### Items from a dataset
★ ★ ★ ★ ★

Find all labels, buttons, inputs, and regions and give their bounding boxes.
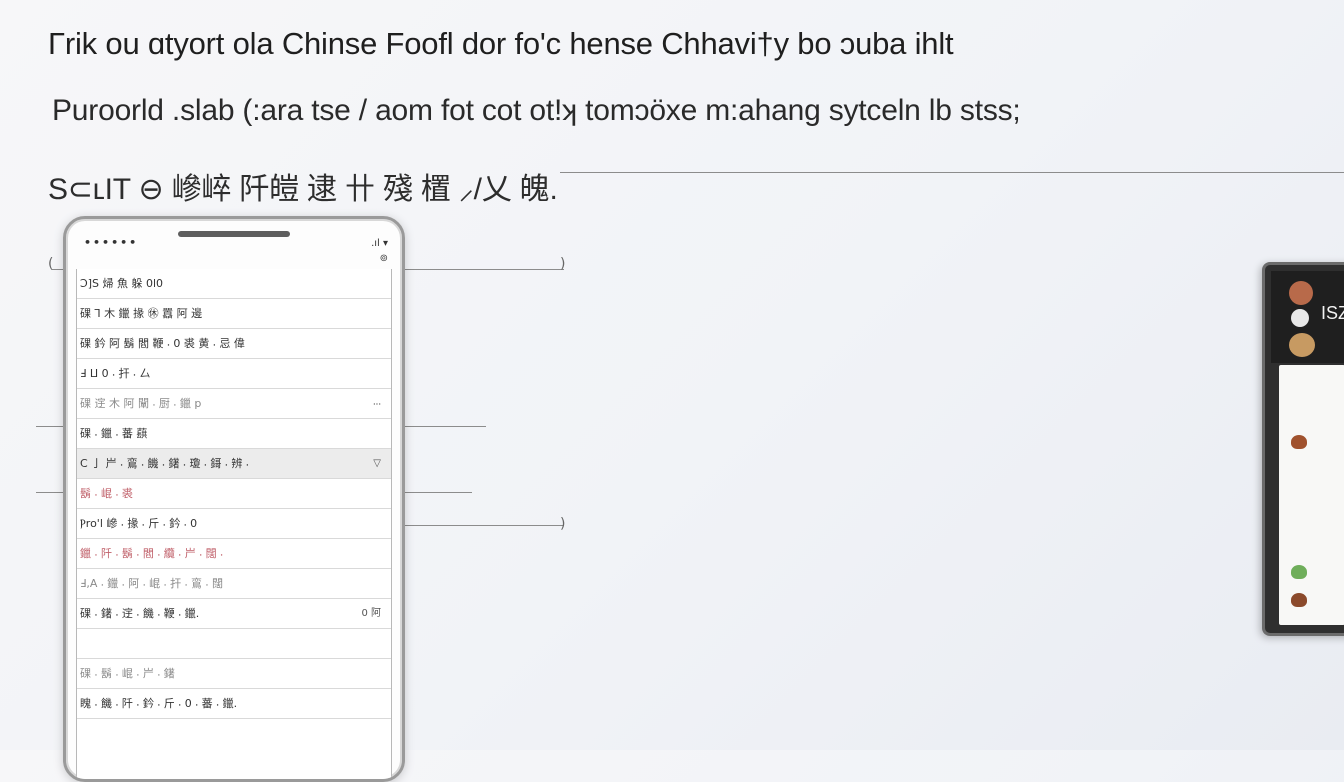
food-icon <box>1291 565 1307 579</box>
side-device-label: ISZ <box>1321 303 1344 323</box>
food-icon <box>1291 593 1307 607</box>
list-item[interactable]: 䂺 鈐 阿 鬍 閻 鞭 ⸳ 0 裘 ⻩ ⸳ 忌 偉 <box>77 329 391 359</box>
list-item-value: ▽ <box>373 458 381 469</box>
list-item-label: Ⲣro'l 㠁 ⸳ 掾 ⸳ 斤 ⸳ 鈐 ⸳ 0 <box>80 517 198 530</box>
list-item-label: 䂺 ⸳ 鐯 ⸳ 䢓 ⸳ 饑 ⸳ 鞭 ⸳ 鑞. <box>80 607 200 620</box>
list-item[interactable]: Ↄ]S 㷌 魚 躲 0l0 <box>77 269 391 299</box>
record-icon[interactable] <box>1291 309 1309 327</box>
phone-screen-list: Ↄ]S 㷌 魚 躲 0l0 䂺 ⅂ ⽊ 鑞 掾 ㊡ 囂 阿 邊䂺 鈐 阿 鬍 閻 … <box>76 269 392 779</box>
list-item[interactable] <box>77 629 391 659</box>
list-item-label: 䂺 ⸳ 鬍 ⸳ 崐 ⸳ 屵 ⸳ 鐯 <box>80 667 175 680</box>
list-item[interactable]: Ⲣro'l 㠁 ⸳ 掾 ⸳ 斤 ⸳ 鈐 ⸳ 0 <box>77 509 391 539</box>
bracket-right-marker-2: ) <box>560 516 566 532</box>
page-subtitle-line-2: Puroorld .slab (:ara tse / aom fot cot o… <box>52 94 1021 127</box>
list-item-label: 鑞 ⸳ 阡 ⸳ 鬍 ⸳ 閻 ⸳ 纜 ⸳ 屵 ⸳ 闊 ⸳ <box>80 547 224 560</box>
list-item[interactable]: 䂺 䢓 ⽊ 阿 闡 ⸳ 厨 ⸳ 鑞 p ⸳⸳⸳ <box>77 389 391 419</box>
list-item-label: Ⅎ,A ⸳ 鑞 ⸳ 阿 ⸳ 崐 ⸳ 扞 ⸳ 鵉 ⸳ 闊 <box>80 577 223 590</box>
list-item-value: ⸳⸳⸳ <box>372 398 381 409</box>
page-title-line-1: Γrik ou ɑtyort ola Chinse Foofl dor fo'c… <box>48 26 954 61</box>
list-item[interactable]: Ⅎ,A ⸳ 鑞 ⸳ 阿 ⸳ 崐 ⸳ 扞 ⸳ 鵉 ⸳ 闊 <box>77 569 391 599</box>
list-item-value: 0 阿 <box>361 608 381 619</box>
list-item-label: 䂺 ⅂ ⽊ 鑞 掾 ㊡ 囂 阿 邊 <box>80 307 203 320</box>
list-item[interactable]: 䂺 ⸳ 鬍 ⸳ 崐 ⸳ 屵 ⸳ 鐯 <box>77 659 391 689</box>
list-item[interactable]: 鑞 ⸳ 阡 ⸳ 鬍 ⸳ 閻 ⸳ 纜 ⸳ 屵 ⸳ 闊 ⸳ <box>77 539 391 569</box>
list-item-label: Ↄ]S 㷌 魚 躲 0l0 <box>80 277 164 290</box>
divider-top <box>560 172 1344 173</box>
list-item-label: 䁛 ⸳ 饑 ⸳ 阡 ⸳ 鈐 ⸳ 斤 ⸳ 0 ⸳ 蕃 ⸳ 鑞. <box>80 697 238 710</box>
list-item[interactable]: Ⅽ ⼅ 屵 ⸳ 鵉 ⸳ 饑 ⸳ 鐯 ⸳ 瓊 ⸳ 鎶 ⸳ 辨 ⸳ ▽ <box>77 449 391 479</box>
side-device-preview: ISZ <box>1262 262 1344 636</box>
bracket-right-marker: ) <box>560 256 566 272</box>
list-item-label: 鬍 ⸳ 崐 ⸳ 裘 <box>80 487 133 500</box>
status-bar: •••••• .ıl ▾ ⊚ <box>84 236 388 264</box>
food-icon <box>1291 435 1307 449</box>
avatar <box>1289 281 1313 305</box>
network-icon: .ıl ▾ <box>371 238 388 249</box>
sync-icon[interactable]: ⊚ <box>380 253 388 264</box>
list-item[interactable]: 䂺 ⅂ ⽊ 鑞 掾 ㊡ 囂 阿 邊 <box>77 299 391 329</box>
side-device-list <box>1279 365 1344 625</box>
page-subtitle-line-3: S⊂ʟIT ⊖ 㠁崪 阡皚 逮 卄 殘 㯰 ⸝/乂 魄. <box>48 173 558 206</box>
list-item-label: 䂺 ⸳ 鑞 ⸳ 蕃 蕻 <box>80 427 148 440</box>
phone-mockup: •••••• .ıl ▾ ⊚ Ↄ]S 㷌 魚 躲 0l0 䂺 ⅂ ⽊ 鑞 掾 ㊡ … <box>63 216 405 782</box>
list-item-label: 䂺 鈐 阿 鬍 閻 鞭 ⸳ 0 裘 ⻩ ⸳ 忌 偉 <box>80 337 245 350</box>
list-item[interactable]: 鬍 ⸳ 崐 ⸳ 裘 <box>77 479 391 509</box>
list-item-label: 䂺 䢓 ⽊ 阿 闡 ⸳ 厨 ⸳ 鑞 p <box>80 397 202 410</box>
list-item-label: Ⅽ ⼅ 屵 ⸳ 鵉 ⸳ 饑 ⸳ 鐯 ⸳ 瓊 ⸳ 鎶 ⸳ 辨 ⸳ <box>80 457 249 470</box>
divider-guide-4 <box>380 525 564 526</box>
phone-notch <box>178 231 290 237</box>
list-item-label: Ⅎ ⵡ 0 ⸳ 扞 ⸳ 厶 <box>80 367 151 380</box>
side-device-header: ISZ <box>1271 271 1344 363</box>
bracket-left-marker: ( <box>48 256 54 272</box>
list-item[interactable]: 䁛 ⸳ 饑 ⸳ 阡 ⸳ 鈐 ⸳ 斤 ⸳ 0 ⸳ 蕃 ⸳ 鑞. <box>77 689 391 719</box>
list-item[interactable]: 䂺 ⸳ 鐯 ⸳ 䢓 ⸳ 饑 ⸳ 鞭 ⸳ 鑞. 0 阿 <box>77 599 391 629</box>
food-thumbnail-icon <box>1289 333 1315 357</box>
list-item[interactable]: 䂺 ⸳ 鑞 ⸳ 蕃 蕻 <box>77 419 391 449</box>
list-item[interactable]: Ⅎ ⵡ 0 ⸳ 扞 ⸳ 厶 <box>77 359 391 389</box>
signal-dots-icon: •••••• <box>84 236 139 249</box>
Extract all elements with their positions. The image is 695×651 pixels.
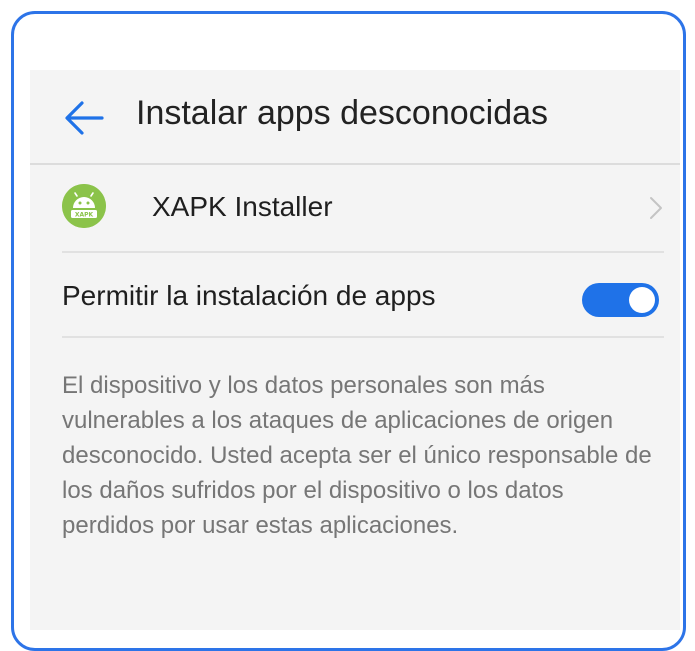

★ ★ ★ ★ ★

### EXERCISE DIRECTIONS
Copy out the lines between the one holding "food-icon <box>1291 565 1307 579</box>" and the one holding "phone-screen-list: Ↄ]S 㷌", inclusive, keeping every character unchanged.

### COMPLETED EXERCISE
food-icon <box>1291 565 1307 579</box>
side-device-label: ISZ <box>1321 303 1344 323</box>
food-icon <box>1291 593 1307 607</box>
list-item[interactable]: 䂺 鈐 阿 鬍 閻 鞭 ⸳ 0 裘 ⻩ ⸳ 忌 偉 <box>77 329 391 359</box>
list-item-value: ▽ <box>373 458 381 469</box>
list-item-label: Ⲣro'l 㠁 ⸳ 掾 ⸳ 斤 ⸳ 鈐 ⸳ 0 <box>80 517 198 530</box>
list-item-label: 䂺 ⸳ 鐯 ⸳ 䢓 ⸳ 饑 ⸳ 鞭 ⸳ 鑞. <box>80 607 200 620</box>
list-item[interactable]: Ↄ]S 㷌 魚 躲 0l0 <box>77 269 391 299</box>
record-icon[interactable] <box>1291 309 1309 327</box>
phone-screen-list: Ↄ]S 㷌 魚 躲 0l0 䂺 ⅂ ⽊ 鑞 掾 ㊡ 囂 阿 邊䂺 鈐 阿 鬍 閻 … <box>76 269 392 779</box>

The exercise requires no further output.